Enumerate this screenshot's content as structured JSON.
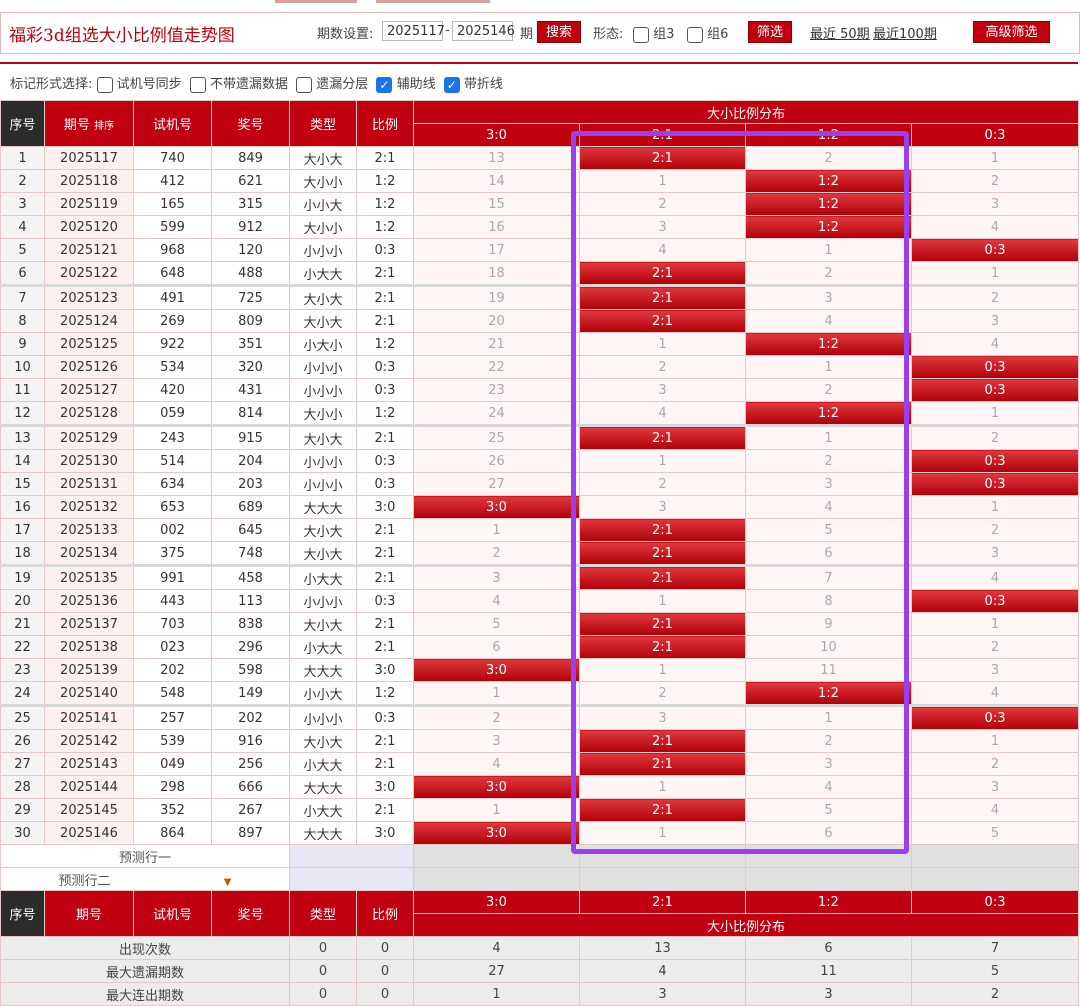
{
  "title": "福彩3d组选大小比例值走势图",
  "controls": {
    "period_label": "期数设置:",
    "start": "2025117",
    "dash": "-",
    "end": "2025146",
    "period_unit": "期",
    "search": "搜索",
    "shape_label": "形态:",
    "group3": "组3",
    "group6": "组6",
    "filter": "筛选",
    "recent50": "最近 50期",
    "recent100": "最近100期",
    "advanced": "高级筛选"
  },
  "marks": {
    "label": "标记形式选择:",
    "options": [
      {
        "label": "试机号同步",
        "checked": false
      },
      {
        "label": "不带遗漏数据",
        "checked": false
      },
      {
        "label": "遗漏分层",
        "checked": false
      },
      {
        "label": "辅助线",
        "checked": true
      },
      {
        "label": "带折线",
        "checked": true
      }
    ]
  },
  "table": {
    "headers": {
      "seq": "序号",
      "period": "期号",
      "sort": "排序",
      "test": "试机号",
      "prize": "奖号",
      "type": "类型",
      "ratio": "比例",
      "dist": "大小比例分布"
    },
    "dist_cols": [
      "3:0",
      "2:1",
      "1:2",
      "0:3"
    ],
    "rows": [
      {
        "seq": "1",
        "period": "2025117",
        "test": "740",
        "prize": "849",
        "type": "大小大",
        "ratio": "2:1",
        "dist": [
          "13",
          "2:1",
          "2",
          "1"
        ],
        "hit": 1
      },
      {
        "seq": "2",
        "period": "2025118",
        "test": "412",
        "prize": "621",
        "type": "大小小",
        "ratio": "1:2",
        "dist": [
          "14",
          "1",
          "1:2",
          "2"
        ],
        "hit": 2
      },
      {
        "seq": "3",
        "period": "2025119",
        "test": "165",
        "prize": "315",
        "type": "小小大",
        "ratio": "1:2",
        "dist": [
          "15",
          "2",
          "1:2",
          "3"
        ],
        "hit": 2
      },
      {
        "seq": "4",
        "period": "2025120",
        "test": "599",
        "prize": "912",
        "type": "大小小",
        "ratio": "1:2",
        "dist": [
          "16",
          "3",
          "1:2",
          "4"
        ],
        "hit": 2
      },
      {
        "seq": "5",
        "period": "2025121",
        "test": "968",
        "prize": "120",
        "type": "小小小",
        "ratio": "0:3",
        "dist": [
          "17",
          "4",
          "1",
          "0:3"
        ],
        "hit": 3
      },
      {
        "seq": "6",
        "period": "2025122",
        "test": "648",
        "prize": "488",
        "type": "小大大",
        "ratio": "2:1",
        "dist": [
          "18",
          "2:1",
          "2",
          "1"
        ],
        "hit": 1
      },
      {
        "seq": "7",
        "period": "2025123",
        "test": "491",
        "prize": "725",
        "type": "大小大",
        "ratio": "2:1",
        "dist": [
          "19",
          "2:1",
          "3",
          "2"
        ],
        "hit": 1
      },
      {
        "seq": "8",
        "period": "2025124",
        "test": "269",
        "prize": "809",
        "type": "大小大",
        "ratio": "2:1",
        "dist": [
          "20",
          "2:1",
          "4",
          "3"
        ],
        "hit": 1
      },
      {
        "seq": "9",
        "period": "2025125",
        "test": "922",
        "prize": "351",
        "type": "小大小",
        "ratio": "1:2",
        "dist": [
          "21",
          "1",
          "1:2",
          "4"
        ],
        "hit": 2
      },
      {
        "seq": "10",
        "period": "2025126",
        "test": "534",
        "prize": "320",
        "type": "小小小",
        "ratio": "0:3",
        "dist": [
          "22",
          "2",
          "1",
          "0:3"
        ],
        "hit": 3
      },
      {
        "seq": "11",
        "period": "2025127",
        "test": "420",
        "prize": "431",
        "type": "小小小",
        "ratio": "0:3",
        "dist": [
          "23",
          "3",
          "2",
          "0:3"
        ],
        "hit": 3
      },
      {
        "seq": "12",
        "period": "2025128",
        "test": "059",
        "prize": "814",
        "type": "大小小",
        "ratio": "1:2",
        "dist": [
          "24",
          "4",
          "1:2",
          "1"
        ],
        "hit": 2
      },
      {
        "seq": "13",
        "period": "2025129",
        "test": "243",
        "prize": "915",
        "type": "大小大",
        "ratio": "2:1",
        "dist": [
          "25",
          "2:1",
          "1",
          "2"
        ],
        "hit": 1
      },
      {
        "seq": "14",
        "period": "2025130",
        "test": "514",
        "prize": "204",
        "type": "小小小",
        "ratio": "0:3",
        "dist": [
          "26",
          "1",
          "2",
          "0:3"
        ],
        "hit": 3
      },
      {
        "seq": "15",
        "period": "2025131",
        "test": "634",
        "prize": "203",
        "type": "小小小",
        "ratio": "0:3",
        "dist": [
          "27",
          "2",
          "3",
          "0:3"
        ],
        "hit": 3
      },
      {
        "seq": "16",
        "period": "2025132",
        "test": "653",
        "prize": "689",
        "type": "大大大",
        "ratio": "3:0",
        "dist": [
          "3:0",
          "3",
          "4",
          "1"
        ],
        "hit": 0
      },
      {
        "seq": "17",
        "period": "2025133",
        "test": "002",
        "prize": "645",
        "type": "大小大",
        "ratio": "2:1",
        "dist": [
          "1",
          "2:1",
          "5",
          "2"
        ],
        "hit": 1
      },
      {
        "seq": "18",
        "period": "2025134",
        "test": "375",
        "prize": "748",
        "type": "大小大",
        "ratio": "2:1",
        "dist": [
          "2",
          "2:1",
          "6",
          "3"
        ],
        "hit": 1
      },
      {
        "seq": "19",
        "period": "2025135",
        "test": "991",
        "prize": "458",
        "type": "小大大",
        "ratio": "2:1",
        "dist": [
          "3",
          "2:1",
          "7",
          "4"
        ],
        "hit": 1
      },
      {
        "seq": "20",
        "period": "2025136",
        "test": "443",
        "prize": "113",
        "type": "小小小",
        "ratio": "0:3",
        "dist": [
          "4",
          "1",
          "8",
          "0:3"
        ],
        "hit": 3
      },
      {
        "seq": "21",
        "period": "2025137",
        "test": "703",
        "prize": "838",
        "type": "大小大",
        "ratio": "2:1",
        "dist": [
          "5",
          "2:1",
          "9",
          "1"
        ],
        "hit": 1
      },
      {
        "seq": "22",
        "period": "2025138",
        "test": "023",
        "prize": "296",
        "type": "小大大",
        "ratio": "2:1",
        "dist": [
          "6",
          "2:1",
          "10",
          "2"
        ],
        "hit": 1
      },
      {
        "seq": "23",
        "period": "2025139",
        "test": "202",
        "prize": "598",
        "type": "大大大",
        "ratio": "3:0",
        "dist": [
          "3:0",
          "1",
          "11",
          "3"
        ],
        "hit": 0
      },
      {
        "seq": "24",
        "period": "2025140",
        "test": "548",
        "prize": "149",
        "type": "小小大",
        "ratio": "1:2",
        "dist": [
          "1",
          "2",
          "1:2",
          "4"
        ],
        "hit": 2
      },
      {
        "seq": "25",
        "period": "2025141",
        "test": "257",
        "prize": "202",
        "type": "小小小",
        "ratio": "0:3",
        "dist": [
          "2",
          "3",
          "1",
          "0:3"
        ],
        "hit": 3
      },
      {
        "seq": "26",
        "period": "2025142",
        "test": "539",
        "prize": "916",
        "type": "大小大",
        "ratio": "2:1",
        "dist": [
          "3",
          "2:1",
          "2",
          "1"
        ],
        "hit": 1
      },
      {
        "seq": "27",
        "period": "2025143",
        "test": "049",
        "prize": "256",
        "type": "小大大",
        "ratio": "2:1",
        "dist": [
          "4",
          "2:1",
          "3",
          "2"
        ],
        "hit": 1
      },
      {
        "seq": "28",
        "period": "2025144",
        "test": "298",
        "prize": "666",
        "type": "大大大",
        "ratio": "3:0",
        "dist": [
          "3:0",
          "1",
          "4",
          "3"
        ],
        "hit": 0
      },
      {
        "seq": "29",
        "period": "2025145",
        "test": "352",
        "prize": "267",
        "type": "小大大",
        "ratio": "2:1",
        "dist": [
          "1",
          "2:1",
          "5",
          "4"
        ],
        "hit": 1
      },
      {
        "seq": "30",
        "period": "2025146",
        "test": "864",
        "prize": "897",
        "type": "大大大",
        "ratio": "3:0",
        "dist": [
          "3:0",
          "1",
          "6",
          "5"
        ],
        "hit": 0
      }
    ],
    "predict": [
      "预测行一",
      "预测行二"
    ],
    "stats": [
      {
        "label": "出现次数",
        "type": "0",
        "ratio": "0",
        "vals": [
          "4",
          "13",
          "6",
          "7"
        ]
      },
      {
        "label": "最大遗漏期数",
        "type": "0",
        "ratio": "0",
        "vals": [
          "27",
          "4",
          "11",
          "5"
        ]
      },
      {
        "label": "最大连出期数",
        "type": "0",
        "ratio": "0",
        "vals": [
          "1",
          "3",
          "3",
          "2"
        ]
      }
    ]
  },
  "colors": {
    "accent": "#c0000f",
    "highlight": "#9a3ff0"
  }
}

..............................

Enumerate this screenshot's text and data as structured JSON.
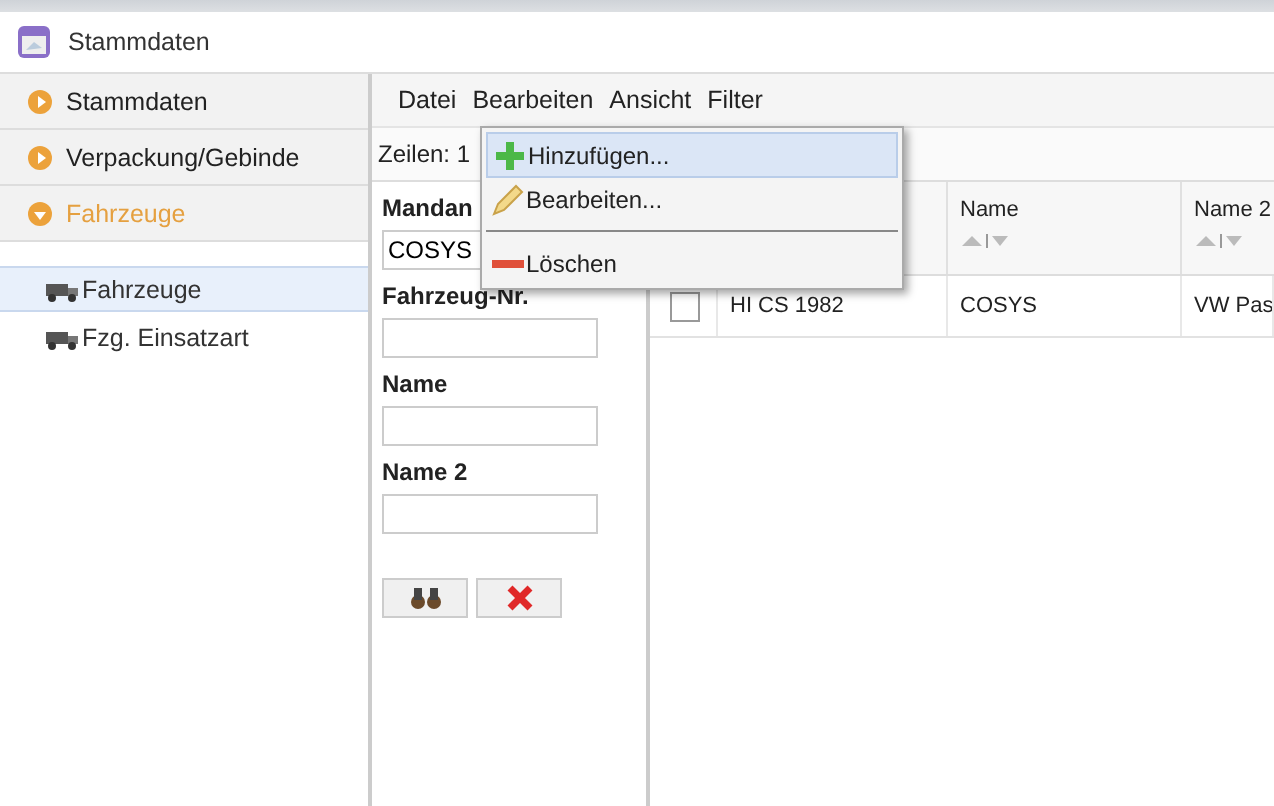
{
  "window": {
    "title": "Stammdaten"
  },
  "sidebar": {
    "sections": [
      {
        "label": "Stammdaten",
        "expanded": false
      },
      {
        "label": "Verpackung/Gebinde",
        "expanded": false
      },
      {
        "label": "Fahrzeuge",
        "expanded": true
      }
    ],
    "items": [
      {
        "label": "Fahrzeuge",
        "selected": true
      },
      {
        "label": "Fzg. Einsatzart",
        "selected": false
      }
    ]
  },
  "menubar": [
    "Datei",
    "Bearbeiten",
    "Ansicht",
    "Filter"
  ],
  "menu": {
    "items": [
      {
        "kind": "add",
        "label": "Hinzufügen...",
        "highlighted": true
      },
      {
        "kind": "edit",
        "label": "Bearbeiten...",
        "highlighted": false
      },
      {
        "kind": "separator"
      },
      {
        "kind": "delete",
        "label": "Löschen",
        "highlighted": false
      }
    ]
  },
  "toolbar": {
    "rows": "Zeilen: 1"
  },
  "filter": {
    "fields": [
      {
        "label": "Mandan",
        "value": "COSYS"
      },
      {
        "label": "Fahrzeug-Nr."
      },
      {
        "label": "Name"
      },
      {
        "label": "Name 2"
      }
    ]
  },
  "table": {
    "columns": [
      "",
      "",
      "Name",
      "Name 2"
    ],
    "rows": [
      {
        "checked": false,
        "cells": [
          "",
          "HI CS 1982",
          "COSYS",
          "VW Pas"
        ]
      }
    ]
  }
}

..............................

SET TASK:
Locate each line with the word "this" and copy it.

SOLVED EXERCISE:
Enumerate this screenshot's content as structured JSON.
Enumerate this screenshot's text and data as structured JSON.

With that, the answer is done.